The exercise: Find each line of the listing below that contains the string "ASGARİ" and copy those lines. Case matters.

Spatial annotation records
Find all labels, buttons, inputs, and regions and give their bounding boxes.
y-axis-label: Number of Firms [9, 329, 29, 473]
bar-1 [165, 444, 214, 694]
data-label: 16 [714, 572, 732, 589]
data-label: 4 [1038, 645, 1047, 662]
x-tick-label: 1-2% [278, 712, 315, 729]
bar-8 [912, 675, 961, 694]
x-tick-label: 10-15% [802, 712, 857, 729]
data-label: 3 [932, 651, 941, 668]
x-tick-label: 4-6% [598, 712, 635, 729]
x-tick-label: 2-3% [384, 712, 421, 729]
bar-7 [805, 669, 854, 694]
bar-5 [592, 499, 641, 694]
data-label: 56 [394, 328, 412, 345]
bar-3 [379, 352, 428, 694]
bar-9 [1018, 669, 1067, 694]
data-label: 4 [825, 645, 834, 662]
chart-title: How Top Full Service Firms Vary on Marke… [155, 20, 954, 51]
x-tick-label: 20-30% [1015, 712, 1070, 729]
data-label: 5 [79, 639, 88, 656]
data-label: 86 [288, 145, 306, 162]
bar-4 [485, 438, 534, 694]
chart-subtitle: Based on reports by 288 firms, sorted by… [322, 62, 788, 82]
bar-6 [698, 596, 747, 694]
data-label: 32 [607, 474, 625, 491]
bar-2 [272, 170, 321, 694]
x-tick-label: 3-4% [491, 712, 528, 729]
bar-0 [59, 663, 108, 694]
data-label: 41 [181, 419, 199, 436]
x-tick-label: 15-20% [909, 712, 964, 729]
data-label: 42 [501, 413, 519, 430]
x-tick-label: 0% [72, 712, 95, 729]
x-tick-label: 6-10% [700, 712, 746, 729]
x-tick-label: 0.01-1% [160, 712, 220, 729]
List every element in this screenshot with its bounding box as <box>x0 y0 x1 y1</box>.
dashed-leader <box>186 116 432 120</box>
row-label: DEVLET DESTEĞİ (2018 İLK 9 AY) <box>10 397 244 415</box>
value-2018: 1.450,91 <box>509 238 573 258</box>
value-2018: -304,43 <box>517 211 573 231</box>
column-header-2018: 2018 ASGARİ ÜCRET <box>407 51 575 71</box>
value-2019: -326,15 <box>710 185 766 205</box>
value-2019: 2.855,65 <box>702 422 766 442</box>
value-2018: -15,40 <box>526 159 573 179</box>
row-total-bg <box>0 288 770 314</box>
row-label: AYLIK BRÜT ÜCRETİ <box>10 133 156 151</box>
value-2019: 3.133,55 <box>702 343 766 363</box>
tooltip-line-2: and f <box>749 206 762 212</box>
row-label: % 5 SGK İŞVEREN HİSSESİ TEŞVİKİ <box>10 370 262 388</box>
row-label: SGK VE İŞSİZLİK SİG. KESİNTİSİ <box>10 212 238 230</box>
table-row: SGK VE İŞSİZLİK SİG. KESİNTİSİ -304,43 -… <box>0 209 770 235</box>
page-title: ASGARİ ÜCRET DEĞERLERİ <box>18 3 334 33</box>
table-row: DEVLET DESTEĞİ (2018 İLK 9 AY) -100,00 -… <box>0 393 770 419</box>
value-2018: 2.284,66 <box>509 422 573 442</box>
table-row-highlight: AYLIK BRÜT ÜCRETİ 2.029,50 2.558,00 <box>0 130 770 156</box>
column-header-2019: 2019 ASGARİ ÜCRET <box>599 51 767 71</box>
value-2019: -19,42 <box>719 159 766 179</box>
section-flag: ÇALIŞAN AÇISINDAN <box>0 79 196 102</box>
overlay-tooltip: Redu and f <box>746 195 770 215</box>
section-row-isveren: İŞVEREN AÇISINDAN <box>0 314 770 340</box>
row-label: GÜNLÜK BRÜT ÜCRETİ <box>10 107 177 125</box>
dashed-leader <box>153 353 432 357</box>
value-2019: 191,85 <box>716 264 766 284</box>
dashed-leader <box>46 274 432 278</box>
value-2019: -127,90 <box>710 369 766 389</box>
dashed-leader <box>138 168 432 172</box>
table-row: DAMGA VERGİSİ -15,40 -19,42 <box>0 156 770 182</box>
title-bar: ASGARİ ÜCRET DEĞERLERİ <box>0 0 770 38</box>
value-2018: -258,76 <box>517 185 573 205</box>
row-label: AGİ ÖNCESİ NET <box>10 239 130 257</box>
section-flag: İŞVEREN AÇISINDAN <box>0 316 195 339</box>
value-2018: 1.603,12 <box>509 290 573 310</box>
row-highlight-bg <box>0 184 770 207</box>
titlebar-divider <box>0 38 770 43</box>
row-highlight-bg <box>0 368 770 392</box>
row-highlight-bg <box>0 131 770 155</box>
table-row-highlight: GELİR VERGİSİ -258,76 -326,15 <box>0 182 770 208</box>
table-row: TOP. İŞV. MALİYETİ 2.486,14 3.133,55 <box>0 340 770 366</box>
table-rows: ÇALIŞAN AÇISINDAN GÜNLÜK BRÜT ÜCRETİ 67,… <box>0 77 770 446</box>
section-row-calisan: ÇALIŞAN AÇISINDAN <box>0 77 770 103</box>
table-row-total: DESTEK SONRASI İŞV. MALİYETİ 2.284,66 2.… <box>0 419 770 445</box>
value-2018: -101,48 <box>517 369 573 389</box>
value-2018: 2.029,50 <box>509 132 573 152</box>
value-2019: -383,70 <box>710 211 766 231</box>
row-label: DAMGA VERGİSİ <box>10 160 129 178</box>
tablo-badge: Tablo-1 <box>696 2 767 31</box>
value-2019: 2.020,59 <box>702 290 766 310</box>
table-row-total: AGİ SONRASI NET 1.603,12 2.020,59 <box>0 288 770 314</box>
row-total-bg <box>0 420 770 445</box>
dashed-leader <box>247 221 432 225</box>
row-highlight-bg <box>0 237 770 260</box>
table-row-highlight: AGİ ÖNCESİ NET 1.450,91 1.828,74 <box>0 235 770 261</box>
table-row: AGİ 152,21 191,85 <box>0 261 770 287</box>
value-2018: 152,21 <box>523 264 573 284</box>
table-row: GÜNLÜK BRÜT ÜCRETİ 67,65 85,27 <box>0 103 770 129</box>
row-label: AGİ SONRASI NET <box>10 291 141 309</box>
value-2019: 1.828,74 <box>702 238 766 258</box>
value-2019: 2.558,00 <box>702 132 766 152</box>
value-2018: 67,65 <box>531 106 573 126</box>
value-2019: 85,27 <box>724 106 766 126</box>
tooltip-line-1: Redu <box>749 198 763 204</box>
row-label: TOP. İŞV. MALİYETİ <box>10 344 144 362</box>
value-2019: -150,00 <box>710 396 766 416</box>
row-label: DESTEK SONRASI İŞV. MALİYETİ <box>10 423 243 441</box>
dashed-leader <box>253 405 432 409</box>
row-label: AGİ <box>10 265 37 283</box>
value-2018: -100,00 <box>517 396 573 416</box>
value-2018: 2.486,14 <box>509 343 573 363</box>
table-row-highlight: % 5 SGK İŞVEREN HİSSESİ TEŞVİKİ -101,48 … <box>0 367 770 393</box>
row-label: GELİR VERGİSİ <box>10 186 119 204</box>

Reply:
column-header-2018: 2018 ASGARİ ÜCRET <box>407 51 575 71</box>
page-title: ASGARİ ÜCRET DEĞERLERİ <box>18 3 334 33</box>
column-header-2019: 2019 ASGARİ ÜCRET <box>599 51 767 71</box>
title-bar: ASGARİ ÜCRET DEĞERLERİ <box>0 0 770 38</box>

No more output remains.